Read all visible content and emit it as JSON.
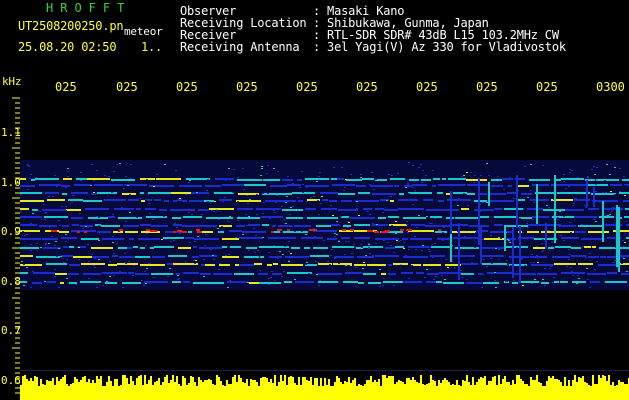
{
  "header": {
    "title": "HROFFT",
    "filename": "UT2508200250.pn",
    "meteor_tag": "meteor",
    "datetime": "25.08.20 02:50",
    "datetime_extra": "1..",
    "fields": [
      {
        "label": "Observer",
        "value": ": Masaki Kano"
      },
      {
        "label": "Receiving Location",
        "value": ": Shibukawa, Gunma, Japan"
      },
      {
        "label": "Receiver",
        "value": ": RTL-SDR SDR# 43dB L15 103.2MHz CW"
      },
      {
        "label": "Receiving Antenna",
        "value": ": 3el Yagi(V) Az 330 for Vladivostok"
      }
    ]
  },
  "axis": {
    "freq_unit": "kHz",
    "time_labels": [
      "025",
      "025",
      "025",
      "025",
      "025",
      "025",
      "025",
      "025",
      "025",
      "0300"
    ],
    "freq_labels": [
      "1.1",
      "1.0",
      "0.9",
      "0.8",
      "0.7",
      "0.6"
    ]
  },
  "colors": {
    "background": "#000000",
    "text_yellow": "#ffff33",
    "title_green": "#2fd82f",
    "noise_floor": "#ffff00",
    "signal_low": "#1a2cd0",
    "signal_mid": "#19c8c8",
    "signal_high": "#e8e818",
    "signal_peak": "#e81818"
  }
}
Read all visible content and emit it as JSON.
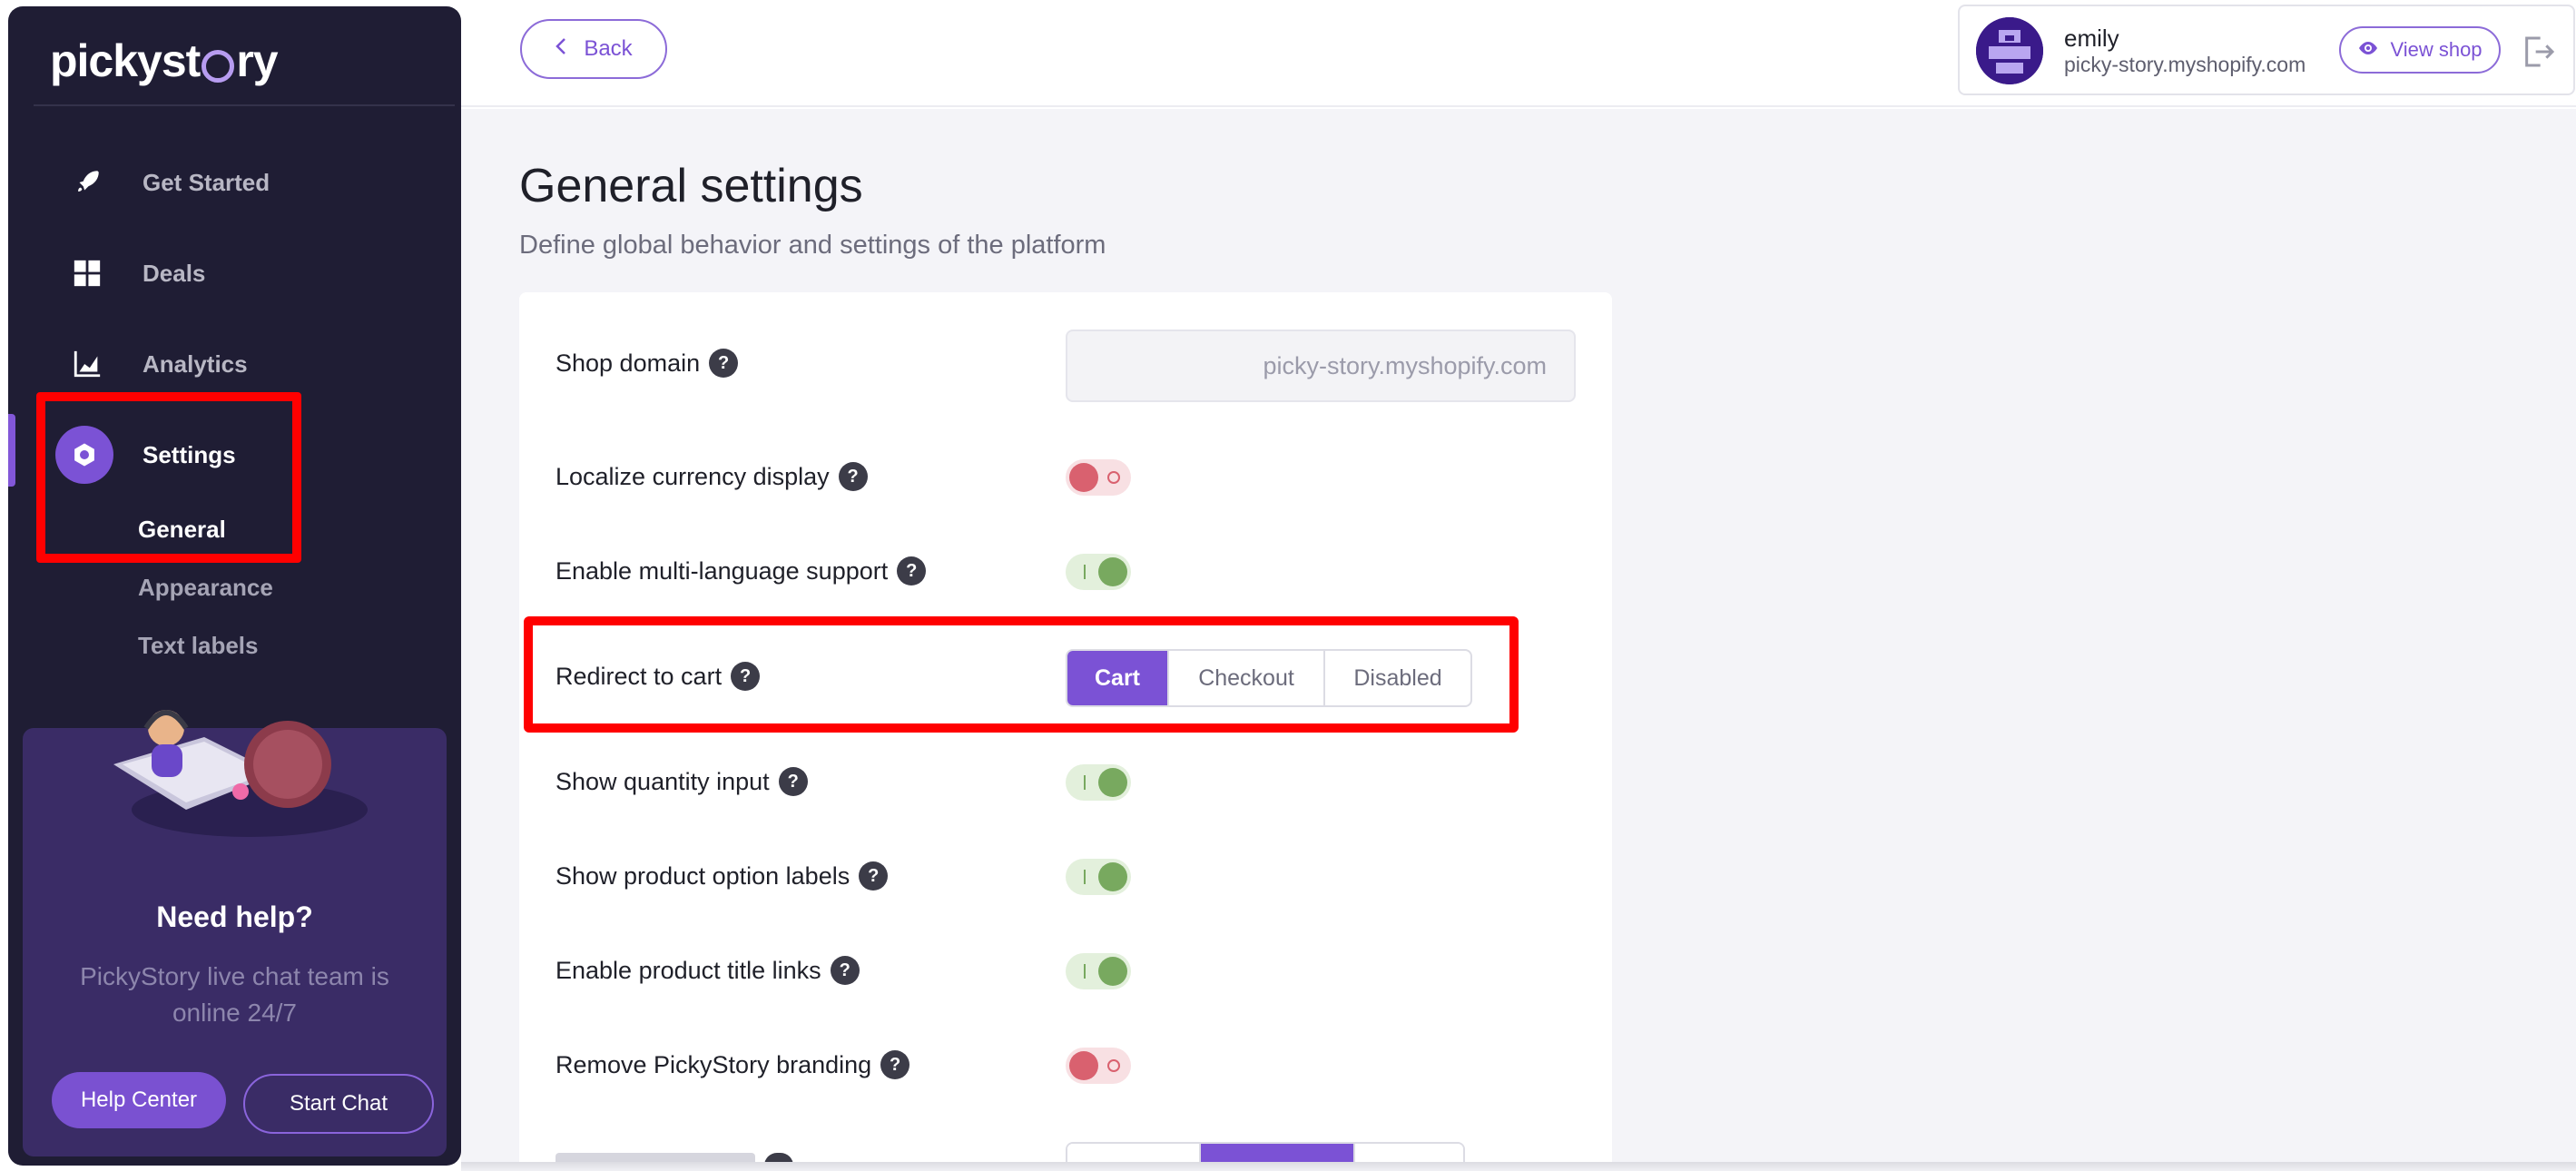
{
  "logo": {
    "text_before": "pickyst",
    "text_after": "ry"
  },
  "sidebar": {
    "items": [
      {
        "label": "Get Started",
        "icon": "rocket-icon"
      },
      {
        "label": "Deals",
        "icon": "grid-icon"
      },
      {
        "label": "Analytics",
        "icon": "chart-icon"
      },
      {
        "label": "Settings",
        "icon": "gear-icon"
      }
    ],
    "subitems": [
      {
        "label": "General"
      },
      {
        "label": "Appearance"
      },
      {
        "label": "Text labels"
      }
    ],
    "help": {
      "title": "Need help?",
      "text": "PickyStory live chat team is online 24/7",
      "help_center": "Help Center",
      "start_chat": "Start Chat"
    }
  },
  "topbar": {
    "back": "Back",
    "account": {
      "name": "emily",
      "domain": "picky-story.myshopify.com"
    },
    "view_shop": "View shop"
  },
  "page": {
    "title": "General settings",
    "subtitle": "Define global behavior and settings of the platform"
  },
  "settings": {
    "shop_domain": {
      "label": "Shop domain",
      "value": "picky-story.myshopify.com"
    },
    "localize_currency": {
      "label": "Localize currency display",
      "enabled": false
    },
    "multi_language": {
      "label": "Enable multi-language support",
      "enabled": true
    },
    "redirect": {
      "label": "Redirect to cart",
      "options": [
        "Cart",
        "Checkout",
        "Disabled"
      ],
      "selected": "Cart"
    },
    "quantity_input": {
      "label": "Show quantity input",
      "enabled": true
    },
    "option_labels": {
      "label": "Show product option labels",
      "enabled": true
    },
    "title_links": {
      "label": "Enable product title links",
      "enabled": true
    },
    "remove_branding": {
      "label": "Remove PickyStory branding",
      "enabled": false
    }
  },
  "help_glyph": "?",
  "colors": {
    "accent": "#7b52d5",
    "sidebar_bg": "#1f1d34",
    "toggle_on": "#78a95f",
    "toggle_off": "#d9616f",
    "annotation": "#ff0000"
  }
}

━━━━━━━━━━━━━━━━━━━━

### What you should do
Will you restate every entry word for word and omit the images?

### Answer below
Read all visible content and emit it as JSON.
{
  "header": {
    "title": "HROFFT",
    "filename": "UT2508200250.pn",
    "meteor_tag": "meteor",
    "datetime": "25.08.20 02:50",
    "datetime_extra": "1..",
    "fields": [
      {
        "label": "Observer",
        "value": ": Masaki Kano"
      },
      {
        "label": "Receiving Location",
        "value": ": Shibukawa, Gunma, Japan"
      },
      {
        "label": "Receiver",
        "value": ": RTL-SDR SDR# 43dB L15 103.2MHz CW"
      },
      {
        "label": "Receiving Antenna",
        "value": ": 3el Yagi(V) Az 330 for Vladivostok"
      }
    ]
  },
  "axis": {
    "freq_unit": "kHz",
    "time_labels": [
      "025",
      "025",
      "025",
      "025",
      "025",
      "025",
      "025",
      "025",
      "025",
      "0300"
    ],
    "freq_labels": [
      "1.1",
      "1.0",
      "0.9",
      "0.8",
      "0.7",
      "0.6"
    ]
  },
  "colors": {
    "background": "#000000",
    "text_yellow": "#ffff33",
    "title_green": "#2fd82f",
    "noise_floor": "#ffff00",
    "signal_low": "#1a2cd0",
    "signal_mid": "#19c8c8",
    "signal_high": "#e8e818",
    "signal_peak": "#e81818"
  }
}
Read all visible content and emit it as JSON.
{
  "logo": {
    "text_before": "pickyst",
    "text_after": "ry"
  },
  "sidebar": {
    "items": [
      {
        "label": "Get Started",
        "icon": "rocket-icon"
      },
      {
        "label": "Deals",
        "icon": "grid-icon"
      },
      {
        "label": "Analytics",
        "icon": "chart-icon"
      },
      {
        "label": "Settings",
        "icon": "gear-icon"
      }
    ],
    "subitems": [
      {
        "label": "General"
      },
      {
        "label": "Appearance"
      },
      {
        "label": "Text labels"
      }
    ],
    "help": {
      "title": "Need help?",
      "text": "PickyStory live chat team is online 24/7",
      "help_center": "Help Center",
      "start_chat": "Start Chat"
    }
  },
  "topbar": {
    "back": "Back",
    "account": {
      "name": "emily",
      "domain": "picky-story.myshopify.com"
    },
    "view_shop": "View shop"
  },
  "page": {
    "title": "General settings",
    "subtitle": "Define global behavior and settings of the platform"
  },
  "settings": {
    "shop_domain": {
      "label": "Shop domain",
      "value": "picky-story.myshopify.com"
    },
    "localize_currency": {
      "label": "Localize currency display",
      "enabled": false
    },
    "multi_language": {
      "label": "Enable multi-language support",
      "enabled": true
    },
    "redirect": {
      "label": "Redirect to cart",
      "options": [
        "Cart",
        "Checkout",
        "Disabled"
      ],
      "selected": "Cart"
    },
    "quantity_input": {
      "label": "Show quantity input",
      "enabled": true
    },
    "option_labels": {
      "label": "Show product option labels",
      "enabled": true
    },
    "title_links": {
      "label": "Enable product title links",
      "enabled": true
    },
    "remove_branding": {
      "label": "Remove PickyStory branding",
      "enabled": false
    }
  },
  "help_glyph": "?",
  "colors": {
    "accent": "#7b52d5",
    "sidebar_bg": "#1f1d34",
    "toggle_on": "#78a95f",
    "toggle_off": "#d9616f",
    "annotation": "#ff0000"
  }
}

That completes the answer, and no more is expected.